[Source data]
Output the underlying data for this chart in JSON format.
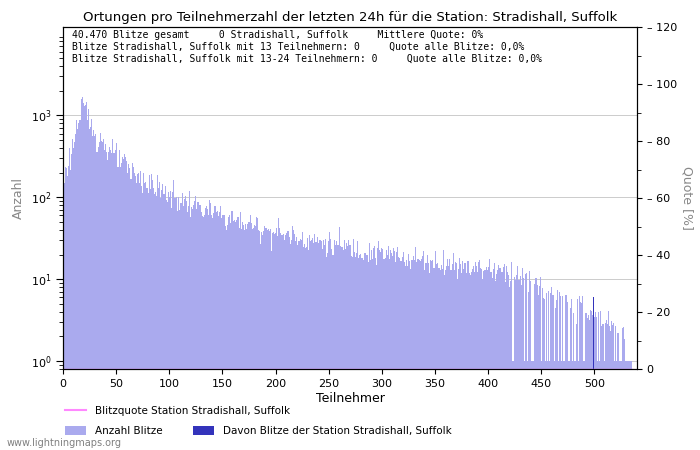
{
  "title": "Ortungen pro Teilnehmerzahl der letzten 24h für die Station: Stradishall, Suffolk",
  "annotation_lines": [
    "40.470 Blitze gesamt     0 Stradishall, Suffolk     Mittlere Quote: 0%",
    "Blitze Stradishall, Suffolk mit 13 Teilnehmern: 0     Quote alle Blitze: 0,0%",
    "Blitze Stradishall, Suffolk mit 13-24 Teilnehmern: 0     Quote alle Blitze: 0,0%"
  ],
  "xlabel": "Teilnehmer",
  "ylabel_left": "Anzahl",
  "ylabel_right": "Quote [%]",
  "xlim": [
    0,
    540
  ],
  "ylim_right": [
    0,
    120
  ],
  "bar_color": "#aaaaee",
  "bar_color2": "#3333bb",
  "line_color": "#ff88ff",
  "watermark": "www.lightningmaps.org",
  "legend_items": [
    "Anzahl Blitze",
    "Davon Blitze der Station Stradishall, Suffolk",
    "Blitzquote Station Stradishall, Suffolk"
  ],
  "xticks": [
    0,
    50,
    100,
    150,
    200,
    250,
    300,
    350,
    400,
    450,
    500
  ],
  "yticks_right": [
    0,
    20,
    40,
    60,
    80,
    100,
    120
  ],
  "yticks_left": [
    1,
    10,
    100,
    1000
  ],
  "background_color": "#ffffff",
  "grid_color": "#cccccc"
}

§ TASK:
Write the entries above out in full, exactly, with no images.

§ OUTPUT BELOW:
Output the underlying data for this chart in JSON format.
{
  "title": "Ortungen pro Teilnehmerzahl der letzten 24h für die Station: Stradishall, Suffolk",
  "annotation_lines": [
    "40.470 Blitze gesamt     0 Stradishall, Suffolk     Mittlere Quote: 0%",
    "Blitze Stradishall, Suffolk mit 13 Teilnehmern: 0     Quote alle Blitze: 0,0%",
    "Blitze Stradishall, Suffolk mit 13-24 Teilnehmern: 0     Quote alle Blitze: 0,0%"
  ],
  "xlabel": "Teilnehmer",
  "ylabel_left": "Anzahl",
  "ylabel_right": "Quote [%]",
  "xlim": [
    0,
    540
  ],
  "ylim_right": [
    0,
    120
  ],
  "bar_color": "#aaaaee",
  "bar_color2": "#3333bb",
  "line_color": "#ff88ff",
  "watermark": "www.lightningmaps.org",
  "legend_items": [
    "Anzahl Blitze",
    "Davon Blitze der Station Stradishall, Suffolk",
    "Blitzquote Station Stradishall, Suffolk"
  ],
  "xticks": [
    0,
    50,
    100,
    150,
    200,
    250,
    300,
    350,
    400,
    450,
    500
  ],
  "yticks_right": [
    0,
    20,
    40,
    60,
    80,
    100,
    120
  ],
  "yticks_left": [
    1,
    10,
    100,
    1000
  ],
  "background_color": "#ffffff",
  "grid_color": "#cccccc"
}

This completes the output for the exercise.